Brief:
Write out the lines from the one with "candle-up [797, 238, 803, 245]" up to and including the one with "quote-field-label: 总量 [919, 299, 945, 315]", switching every "candle-down" to "bearish-candle" and leaving everything else unchanged.

Element placement data
——————————

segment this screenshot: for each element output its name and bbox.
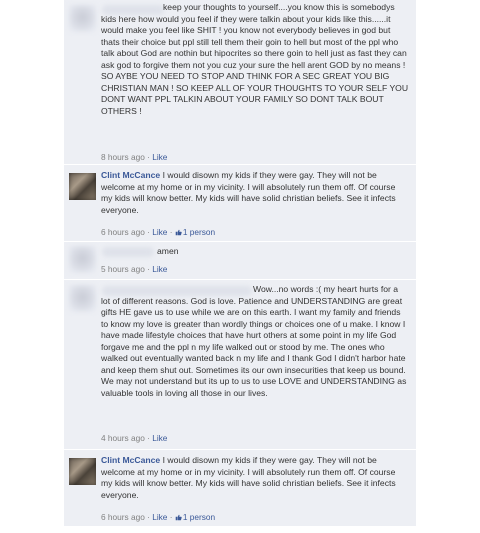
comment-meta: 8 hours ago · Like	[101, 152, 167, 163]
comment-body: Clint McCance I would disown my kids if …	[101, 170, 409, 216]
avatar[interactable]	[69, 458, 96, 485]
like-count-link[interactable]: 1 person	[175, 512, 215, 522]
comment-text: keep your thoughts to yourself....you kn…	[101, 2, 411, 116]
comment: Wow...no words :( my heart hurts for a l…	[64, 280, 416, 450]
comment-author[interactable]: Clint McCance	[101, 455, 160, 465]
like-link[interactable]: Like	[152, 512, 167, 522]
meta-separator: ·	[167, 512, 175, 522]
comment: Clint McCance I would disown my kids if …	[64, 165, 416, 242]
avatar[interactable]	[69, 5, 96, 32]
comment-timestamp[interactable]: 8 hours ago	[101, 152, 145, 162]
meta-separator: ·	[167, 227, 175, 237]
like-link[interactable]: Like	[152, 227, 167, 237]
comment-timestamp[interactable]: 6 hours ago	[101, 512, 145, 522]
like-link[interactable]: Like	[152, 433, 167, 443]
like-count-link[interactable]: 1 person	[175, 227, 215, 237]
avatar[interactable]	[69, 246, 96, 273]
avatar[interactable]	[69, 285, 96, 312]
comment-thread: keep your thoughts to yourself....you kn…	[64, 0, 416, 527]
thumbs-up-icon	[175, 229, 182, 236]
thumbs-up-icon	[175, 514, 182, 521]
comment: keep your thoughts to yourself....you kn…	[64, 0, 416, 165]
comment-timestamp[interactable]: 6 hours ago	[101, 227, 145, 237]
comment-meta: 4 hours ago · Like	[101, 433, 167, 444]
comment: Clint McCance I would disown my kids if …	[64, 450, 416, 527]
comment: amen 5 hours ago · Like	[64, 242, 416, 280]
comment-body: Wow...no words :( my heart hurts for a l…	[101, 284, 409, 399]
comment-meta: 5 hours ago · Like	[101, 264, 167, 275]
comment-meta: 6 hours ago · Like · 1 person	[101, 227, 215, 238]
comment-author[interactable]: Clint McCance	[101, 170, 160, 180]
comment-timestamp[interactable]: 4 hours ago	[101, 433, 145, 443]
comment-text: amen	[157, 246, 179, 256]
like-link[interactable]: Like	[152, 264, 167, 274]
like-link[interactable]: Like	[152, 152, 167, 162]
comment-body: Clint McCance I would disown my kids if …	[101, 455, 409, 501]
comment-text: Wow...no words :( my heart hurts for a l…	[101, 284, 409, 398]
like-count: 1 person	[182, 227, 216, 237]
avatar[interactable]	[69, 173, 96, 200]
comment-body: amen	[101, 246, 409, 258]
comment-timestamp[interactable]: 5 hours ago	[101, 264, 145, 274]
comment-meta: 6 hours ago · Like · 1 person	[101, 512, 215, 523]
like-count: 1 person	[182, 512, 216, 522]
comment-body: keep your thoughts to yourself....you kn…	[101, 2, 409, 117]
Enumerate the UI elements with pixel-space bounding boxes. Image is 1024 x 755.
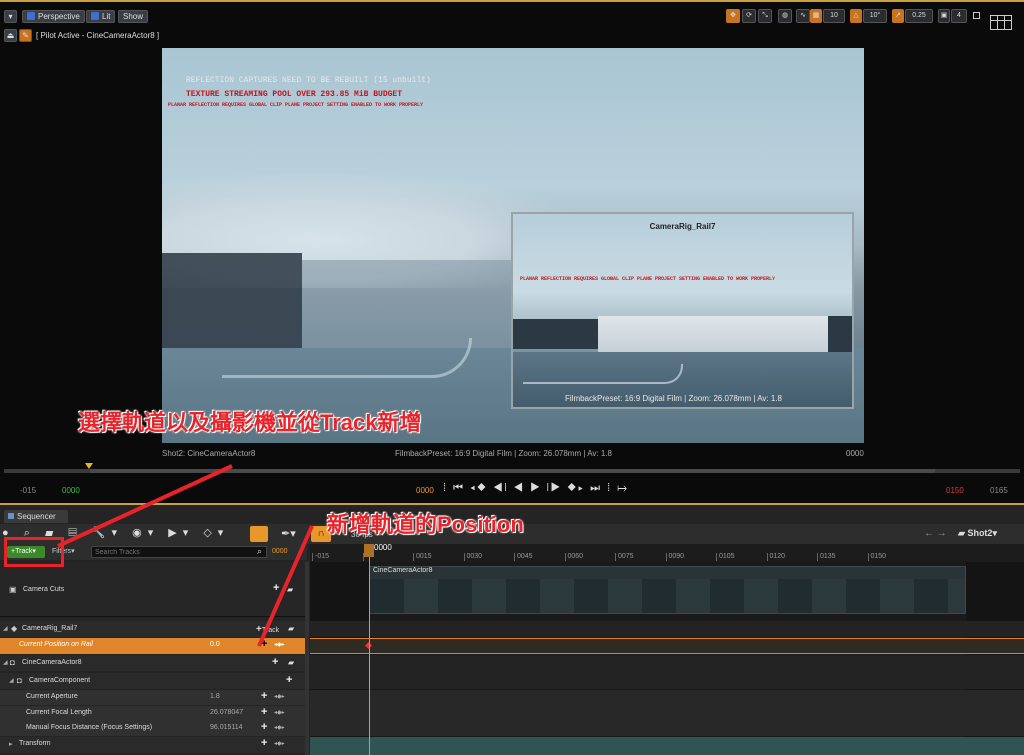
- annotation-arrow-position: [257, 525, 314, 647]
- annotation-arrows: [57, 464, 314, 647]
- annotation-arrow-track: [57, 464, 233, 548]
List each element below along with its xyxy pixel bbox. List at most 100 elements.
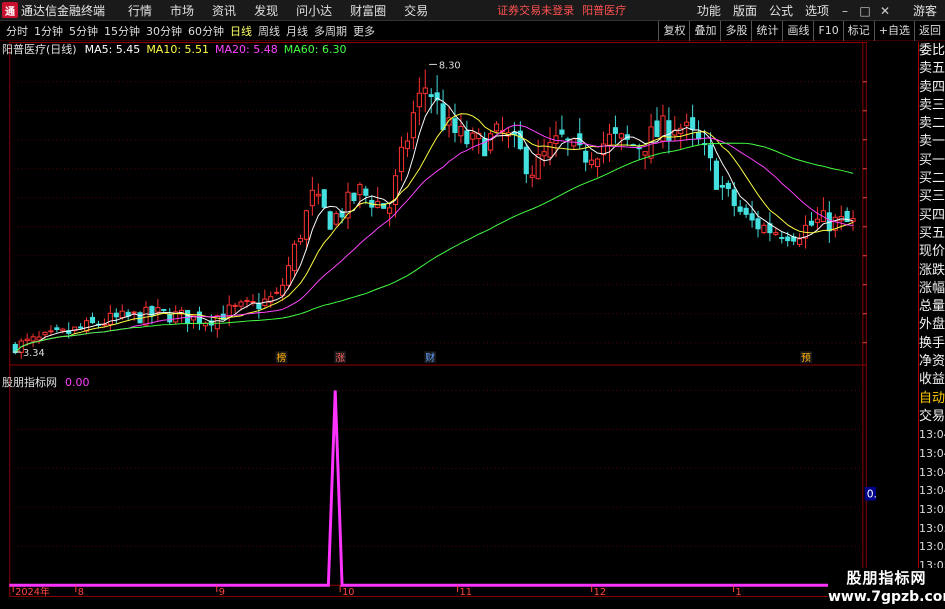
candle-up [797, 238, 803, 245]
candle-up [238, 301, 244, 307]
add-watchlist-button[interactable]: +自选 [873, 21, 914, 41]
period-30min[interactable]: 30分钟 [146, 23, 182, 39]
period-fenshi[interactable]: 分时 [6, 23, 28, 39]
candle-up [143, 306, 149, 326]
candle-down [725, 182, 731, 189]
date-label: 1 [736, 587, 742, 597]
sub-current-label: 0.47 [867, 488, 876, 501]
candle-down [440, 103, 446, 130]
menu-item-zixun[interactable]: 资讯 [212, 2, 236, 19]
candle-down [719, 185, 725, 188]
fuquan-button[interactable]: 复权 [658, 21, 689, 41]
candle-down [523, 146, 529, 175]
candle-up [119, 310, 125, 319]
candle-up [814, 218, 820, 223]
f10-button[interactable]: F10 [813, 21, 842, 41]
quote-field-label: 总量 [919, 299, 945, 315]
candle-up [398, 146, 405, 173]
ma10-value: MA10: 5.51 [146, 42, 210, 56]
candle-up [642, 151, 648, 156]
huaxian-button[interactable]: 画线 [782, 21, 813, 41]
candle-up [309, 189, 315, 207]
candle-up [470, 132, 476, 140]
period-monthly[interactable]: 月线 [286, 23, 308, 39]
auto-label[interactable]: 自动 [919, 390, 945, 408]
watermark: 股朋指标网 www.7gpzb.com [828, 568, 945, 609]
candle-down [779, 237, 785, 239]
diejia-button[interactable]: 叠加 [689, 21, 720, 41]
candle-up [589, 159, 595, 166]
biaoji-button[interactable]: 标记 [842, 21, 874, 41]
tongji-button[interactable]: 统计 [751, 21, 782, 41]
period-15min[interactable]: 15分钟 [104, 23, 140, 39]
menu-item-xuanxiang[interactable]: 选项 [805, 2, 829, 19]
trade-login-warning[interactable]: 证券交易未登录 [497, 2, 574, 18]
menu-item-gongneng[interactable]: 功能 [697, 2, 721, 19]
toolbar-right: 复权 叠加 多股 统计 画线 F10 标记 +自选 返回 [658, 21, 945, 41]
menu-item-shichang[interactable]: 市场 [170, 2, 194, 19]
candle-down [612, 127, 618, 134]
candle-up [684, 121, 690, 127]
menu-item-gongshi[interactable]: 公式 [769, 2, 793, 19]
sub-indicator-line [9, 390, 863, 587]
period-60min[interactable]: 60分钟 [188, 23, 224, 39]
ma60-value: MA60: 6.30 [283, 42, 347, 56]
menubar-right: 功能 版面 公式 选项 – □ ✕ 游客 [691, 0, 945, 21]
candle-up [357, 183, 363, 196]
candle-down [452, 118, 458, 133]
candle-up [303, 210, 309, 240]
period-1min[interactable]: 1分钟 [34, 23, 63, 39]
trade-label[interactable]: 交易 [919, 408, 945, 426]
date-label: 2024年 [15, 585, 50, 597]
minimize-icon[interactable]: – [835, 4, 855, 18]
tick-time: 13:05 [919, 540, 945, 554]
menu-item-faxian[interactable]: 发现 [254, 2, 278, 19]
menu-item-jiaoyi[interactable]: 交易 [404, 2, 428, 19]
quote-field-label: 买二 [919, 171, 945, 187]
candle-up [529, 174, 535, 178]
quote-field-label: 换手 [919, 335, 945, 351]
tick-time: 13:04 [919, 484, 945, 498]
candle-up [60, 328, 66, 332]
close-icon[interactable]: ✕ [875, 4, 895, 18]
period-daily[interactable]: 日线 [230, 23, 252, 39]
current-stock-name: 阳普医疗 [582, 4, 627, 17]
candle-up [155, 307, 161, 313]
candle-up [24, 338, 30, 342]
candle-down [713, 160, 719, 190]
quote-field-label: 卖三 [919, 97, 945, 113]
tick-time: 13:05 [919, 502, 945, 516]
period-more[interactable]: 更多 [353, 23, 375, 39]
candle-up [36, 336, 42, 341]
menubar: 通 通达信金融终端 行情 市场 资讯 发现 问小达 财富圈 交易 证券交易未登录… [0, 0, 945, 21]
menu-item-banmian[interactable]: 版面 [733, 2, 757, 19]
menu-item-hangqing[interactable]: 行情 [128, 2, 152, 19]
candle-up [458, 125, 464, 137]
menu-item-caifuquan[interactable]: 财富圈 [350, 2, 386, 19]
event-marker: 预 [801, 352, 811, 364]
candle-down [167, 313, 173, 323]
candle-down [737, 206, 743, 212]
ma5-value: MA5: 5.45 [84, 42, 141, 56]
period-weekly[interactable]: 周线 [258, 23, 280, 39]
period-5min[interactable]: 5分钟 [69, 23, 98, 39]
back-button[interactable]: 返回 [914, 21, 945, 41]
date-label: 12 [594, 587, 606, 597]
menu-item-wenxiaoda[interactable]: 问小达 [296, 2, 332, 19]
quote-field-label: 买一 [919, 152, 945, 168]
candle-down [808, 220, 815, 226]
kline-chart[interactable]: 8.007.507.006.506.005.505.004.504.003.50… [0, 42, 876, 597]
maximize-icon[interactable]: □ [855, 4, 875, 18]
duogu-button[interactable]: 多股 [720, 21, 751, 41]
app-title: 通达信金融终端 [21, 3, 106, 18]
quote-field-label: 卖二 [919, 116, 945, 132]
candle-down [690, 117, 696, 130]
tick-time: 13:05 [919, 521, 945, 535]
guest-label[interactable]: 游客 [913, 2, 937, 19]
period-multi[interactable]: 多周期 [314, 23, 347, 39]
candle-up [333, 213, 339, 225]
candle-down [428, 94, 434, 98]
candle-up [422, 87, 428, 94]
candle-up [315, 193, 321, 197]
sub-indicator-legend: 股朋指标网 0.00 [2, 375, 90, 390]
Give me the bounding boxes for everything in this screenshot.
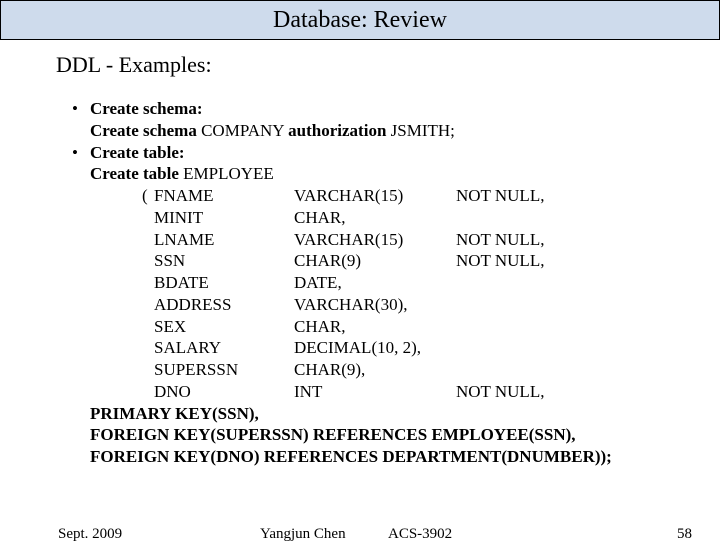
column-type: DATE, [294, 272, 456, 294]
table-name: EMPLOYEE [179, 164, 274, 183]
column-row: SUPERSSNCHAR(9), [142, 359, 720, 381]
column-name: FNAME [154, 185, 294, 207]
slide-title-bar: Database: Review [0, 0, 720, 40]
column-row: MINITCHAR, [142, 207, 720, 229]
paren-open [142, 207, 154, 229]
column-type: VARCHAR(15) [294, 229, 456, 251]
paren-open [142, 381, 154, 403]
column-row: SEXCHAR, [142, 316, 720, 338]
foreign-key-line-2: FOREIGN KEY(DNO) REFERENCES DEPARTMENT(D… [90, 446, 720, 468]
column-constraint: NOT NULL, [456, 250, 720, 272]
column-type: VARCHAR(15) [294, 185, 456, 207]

——————————

Answer:
candle-up [797, 238, 803, 245]
candle-up [238, 301, 244, 307]
add-watchlist-button[interactable]: +自选 [873, 21, 914, 41]
period-30min[interactable]: 30分钟 [146, 23, 182, 39]
period-fenshi[interactable]: 分时 [6, 23, 28, 39]
candle-up [143, 306, 149, 326]
bearish-candle [725, 182, 731, 189]
date-label: 1 [736, 587, 742, 597]
sub-current-label: 0.47 [867, 488, 876, 501]
bearish-candle [440, 103, 446, 130]
menu-item-zixun[interactable]: 资讯 [212, 2, 236, 19]
bearish-candle [719, 185, 725, 188]
fuquan-button[interactable]: 复权 [658, 21, 689, 41]
bearish-candle [523, 146, 529, 175]
candle-up [119, 310, 125, 319]
candle-up [814, 218, 820, 223]
f10-button[interactable]: F10 [813, 21, 842, 41]
quote-field-label: 总量 [919, 299, 945, 315]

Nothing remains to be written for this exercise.